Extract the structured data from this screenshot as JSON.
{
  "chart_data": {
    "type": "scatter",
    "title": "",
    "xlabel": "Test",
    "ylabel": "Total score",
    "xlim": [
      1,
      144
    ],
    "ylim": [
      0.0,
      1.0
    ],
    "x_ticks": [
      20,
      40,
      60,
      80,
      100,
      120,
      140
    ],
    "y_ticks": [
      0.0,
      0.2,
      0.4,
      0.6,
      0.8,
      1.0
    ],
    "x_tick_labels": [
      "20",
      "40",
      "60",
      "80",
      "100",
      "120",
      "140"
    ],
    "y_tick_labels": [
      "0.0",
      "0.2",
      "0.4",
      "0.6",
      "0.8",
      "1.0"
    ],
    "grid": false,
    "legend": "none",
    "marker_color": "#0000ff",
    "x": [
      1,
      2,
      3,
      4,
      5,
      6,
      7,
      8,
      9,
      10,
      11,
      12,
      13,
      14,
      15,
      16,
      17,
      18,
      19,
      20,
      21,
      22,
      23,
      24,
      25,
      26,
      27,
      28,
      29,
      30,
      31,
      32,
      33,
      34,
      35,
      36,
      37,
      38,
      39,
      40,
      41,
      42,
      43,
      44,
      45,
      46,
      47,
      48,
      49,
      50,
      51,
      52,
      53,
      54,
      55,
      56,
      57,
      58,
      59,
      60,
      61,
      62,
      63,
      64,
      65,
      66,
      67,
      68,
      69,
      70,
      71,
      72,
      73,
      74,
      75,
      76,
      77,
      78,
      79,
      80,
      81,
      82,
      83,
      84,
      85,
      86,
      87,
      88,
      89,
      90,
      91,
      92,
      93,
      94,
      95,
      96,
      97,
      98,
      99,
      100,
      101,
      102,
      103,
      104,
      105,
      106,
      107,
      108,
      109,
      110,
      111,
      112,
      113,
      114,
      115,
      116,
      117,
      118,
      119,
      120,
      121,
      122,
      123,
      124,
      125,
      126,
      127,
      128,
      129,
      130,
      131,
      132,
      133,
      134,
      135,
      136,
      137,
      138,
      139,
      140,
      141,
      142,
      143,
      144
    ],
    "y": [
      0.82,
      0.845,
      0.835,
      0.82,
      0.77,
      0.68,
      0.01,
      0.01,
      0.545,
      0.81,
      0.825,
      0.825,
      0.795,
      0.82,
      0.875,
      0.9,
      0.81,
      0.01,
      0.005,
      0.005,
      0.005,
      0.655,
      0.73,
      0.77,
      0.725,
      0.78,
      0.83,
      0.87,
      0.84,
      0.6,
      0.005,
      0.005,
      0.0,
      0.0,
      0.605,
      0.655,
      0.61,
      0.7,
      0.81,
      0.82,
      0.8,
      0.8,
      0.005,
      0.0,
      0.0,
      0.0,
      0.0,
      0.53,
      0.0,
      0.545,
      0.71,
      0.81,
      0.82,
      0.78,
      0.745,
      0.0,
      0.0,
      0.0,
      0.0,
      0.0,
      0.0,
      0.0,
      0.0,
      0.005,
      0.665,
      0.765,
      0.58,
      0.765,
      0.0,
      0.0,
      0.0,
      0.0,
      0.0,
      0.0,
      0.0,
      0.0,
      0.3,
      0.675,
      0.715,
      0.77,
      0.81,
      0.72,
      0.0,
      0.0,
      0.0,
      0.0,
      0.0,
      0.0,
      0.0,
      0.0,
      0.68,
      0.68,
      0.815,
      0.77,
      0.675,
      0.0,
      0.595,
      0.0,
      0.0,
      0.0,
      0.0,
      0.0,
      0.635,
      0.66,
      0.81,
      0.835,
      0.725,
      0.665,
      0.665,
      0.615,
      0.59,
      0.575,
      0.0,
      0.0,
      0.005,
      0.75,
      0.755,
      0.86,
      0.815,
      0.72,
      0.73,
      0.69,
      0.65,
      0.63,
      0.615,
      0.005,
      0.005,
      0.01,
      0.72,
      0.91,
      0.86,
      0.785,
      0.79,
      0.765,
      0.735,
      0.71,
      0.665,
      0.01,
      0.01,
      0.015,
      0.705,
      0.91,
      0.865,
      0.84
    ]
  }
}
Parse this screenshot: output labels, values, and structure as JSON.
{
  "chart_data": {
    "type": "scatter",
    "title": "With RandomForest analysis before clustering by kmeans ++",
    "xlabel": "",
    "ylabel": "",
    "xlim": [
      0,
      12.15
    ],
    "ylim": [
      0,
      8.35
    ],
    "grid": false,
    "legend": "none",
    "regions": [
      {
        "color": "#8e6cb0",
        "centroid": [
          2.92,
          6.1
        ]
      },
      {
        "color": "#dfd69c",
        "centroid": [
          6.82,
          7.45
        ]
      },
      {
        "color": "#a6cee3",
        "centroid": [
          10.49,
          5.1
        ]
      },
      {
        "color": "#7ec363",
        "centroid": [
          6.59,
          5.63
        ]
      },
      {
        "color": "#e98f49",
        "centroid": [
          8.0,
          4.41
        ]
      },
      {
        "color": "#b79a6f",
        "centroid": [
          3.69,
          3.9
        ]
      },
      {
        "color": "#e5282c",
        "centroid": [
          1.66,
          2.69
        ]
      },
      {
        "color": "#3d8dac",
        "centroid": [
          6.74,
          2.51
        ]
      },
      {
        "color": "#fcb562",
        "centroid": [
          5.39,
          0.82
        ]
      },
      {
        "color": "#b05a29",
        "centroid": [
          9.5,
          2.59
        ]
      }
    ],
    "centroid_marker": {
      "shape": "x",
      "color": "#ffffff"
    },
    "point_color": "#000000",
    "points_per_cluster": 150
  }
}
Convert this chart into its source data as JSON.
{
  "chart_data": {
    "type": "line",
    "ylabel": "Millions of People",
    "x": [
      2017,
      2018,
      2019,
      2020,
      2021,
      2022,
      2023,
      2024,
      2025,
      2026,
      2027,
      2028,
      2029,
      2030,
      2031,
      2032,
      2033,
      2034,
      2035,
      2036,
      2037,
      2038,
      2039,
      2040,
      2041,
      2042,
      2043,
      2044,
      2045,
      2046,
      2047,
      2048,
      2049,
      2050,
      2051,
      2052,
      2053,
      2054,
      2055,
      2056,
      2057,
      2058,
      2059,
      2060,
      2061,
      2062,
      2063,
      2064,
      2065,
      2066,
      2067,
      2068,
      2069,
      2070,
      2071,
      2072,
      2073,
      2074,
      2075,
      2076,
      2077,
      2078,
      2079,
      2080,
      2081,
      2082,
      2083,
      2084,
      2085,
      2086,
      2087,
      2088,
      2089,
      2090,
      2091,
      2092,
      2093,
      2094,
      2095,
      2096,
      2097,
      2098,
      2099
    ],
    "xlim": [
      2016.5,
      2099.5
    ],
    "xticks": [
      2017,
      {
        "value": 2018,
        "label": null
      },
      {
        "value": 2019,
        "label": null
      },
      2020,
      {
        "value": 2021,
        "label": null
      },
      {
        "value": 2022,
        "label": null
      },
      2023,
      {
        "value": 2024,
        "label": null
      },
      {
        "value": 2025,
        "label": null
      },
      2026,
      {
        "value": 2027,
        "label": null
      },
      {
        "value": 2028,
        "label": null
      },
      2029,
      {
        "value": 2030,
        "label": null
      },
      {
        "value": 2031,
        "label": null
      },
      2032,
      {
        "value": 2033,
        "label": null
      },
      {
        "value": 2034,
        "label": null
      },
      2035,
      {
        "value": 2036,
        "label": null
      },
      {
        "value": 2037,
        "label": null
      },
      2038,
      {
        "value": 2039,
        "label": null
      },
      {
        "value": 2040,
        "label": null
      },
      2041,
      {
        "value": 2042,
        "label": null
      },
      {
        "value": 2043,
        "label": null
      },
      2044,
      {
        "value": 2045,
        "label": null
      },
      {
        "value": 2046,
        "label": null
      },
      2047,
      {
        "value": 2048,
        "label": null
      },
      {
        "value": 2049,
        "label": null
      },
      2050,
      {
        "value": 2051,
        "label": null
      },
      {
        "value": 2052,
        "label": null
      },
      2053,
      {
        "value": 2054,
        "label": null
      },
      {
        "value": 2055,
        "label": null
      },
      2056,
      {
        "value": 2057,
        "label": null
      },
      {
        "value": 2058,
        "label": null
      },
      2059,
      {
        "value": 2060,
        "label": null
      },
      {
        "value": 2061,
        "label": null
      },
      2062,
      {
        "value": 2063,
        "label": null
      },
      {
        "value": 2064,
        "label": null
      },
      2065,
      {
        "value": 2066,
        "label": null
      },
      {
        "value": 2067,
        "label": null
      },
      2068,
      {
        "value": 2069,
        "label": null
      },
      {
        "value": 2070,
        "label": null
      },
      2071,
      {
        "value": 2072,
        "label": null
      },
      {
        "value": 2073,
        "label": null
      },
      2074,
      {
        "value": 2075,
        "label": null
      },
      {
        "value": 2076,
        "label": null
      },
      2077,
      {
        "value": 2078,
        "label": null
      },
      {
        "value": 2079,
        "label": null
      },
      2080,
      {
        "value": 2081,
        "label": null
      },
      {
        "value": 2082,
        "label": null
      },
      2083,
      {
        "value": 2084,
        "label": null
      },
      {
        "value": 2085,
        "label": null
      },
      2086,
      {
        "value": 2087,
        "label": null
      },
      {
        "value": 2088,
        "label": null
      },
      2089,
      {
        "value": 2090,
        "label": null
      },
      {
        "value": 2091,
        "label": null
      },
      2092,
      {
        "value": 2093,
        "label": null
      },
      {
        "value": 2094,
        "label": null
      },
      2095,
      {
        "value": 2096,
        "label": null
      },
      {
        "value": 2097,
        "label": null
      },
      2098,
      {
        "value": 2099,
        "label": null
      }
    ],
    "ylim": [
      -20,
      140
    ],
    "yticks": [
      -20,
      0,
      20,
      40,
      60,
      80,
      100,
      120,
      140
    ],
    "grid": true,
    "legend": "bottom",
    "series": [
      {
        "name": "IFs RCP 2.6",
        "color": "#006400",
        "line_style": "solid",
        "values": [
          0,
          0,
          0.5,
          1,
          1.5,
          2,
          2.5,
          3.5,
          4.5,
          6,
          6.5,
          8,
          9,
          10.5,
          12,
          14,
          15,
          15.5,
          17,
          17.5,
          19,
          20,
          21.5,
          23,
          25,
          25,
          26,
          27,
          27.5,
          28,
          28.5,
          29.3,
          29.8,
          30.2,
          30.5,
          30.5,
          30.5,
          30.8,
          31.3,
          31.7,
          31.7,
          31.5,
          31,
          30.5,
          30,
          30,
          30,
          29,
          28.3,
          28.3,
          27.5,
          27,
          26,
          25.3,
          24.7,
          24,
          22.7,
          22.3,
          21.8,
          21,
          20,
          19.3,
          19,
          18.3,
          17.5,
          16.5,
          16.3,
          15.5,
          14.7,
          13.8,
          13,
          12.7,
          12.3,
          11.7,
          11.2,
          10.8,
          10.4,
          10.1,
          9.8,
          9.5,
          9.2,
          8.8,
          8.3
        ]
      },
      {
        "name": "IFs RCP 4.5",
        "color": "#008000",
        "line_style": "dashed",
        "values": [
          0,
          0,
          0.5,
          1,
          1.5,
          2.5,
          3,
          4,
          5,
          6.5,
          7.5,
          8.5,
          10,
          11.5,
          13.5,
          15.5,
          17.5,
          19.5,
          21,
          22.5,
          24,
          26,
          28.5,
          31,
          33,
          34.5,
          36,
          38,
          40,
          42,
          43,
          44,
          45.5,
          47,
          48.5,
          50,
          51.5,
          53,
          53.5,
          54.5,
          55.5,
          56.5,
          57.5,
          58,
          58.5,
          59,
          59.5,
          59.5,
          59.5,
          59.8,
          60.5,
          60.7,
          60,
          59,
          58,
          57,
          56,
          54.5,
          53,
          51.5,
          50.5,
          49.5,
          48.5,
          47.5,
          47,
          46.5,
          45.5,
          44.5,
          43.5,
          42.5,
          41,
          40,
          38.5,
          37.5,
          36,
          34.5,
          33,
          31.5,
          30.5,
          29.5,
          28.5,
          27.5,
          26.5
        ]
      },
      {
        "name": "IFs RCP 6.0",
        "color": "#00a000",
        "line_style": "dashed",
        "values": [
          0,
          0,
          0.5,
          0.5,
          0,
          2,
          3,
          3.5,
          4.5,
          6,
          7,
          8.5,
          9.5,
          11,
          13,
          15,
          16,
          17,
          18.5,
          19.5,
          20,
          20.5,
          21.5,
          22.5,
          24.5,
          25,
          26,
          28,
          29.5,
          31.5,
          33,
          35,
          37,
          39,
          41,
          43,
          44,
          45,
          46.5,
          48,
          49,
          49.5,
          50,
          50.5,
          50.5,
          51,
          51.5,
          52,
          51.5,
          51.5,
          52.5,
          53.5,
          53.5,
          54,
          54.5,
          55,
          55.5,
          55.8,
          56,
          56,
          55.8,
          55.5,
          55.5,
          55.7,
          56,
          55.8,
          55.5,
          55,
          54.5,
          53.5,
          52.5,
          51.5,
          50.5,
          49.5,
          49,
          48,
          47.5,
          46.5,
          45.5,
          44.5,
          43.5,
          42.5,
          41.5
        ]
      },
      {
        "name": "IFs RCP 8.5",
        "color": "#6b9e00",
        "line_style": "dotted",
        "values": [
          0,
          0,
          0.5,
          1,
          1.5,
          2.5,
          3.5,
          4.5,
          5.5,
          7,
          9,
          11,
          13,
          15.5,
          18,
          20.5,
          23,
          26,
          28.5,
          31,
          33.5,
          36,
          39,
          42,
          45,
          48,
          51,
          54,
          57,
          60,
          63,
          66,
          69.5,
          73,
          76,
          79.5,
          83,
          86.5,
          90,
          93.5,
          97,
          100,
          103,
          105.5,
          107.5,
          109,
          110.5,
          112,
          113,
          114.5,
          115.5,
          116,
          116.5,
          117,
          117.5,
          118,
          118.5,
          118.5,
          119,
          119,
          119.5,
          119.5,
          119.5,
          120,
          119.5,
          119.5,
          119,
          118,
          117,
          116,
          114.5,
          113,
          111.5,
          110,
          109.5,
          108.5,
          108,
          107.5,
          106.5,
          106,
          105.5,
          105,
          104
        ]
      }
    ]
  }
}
--*--
What you need to do:
Count how many lines include the string "title". Nothing but the number is needed.

Exercise output:
2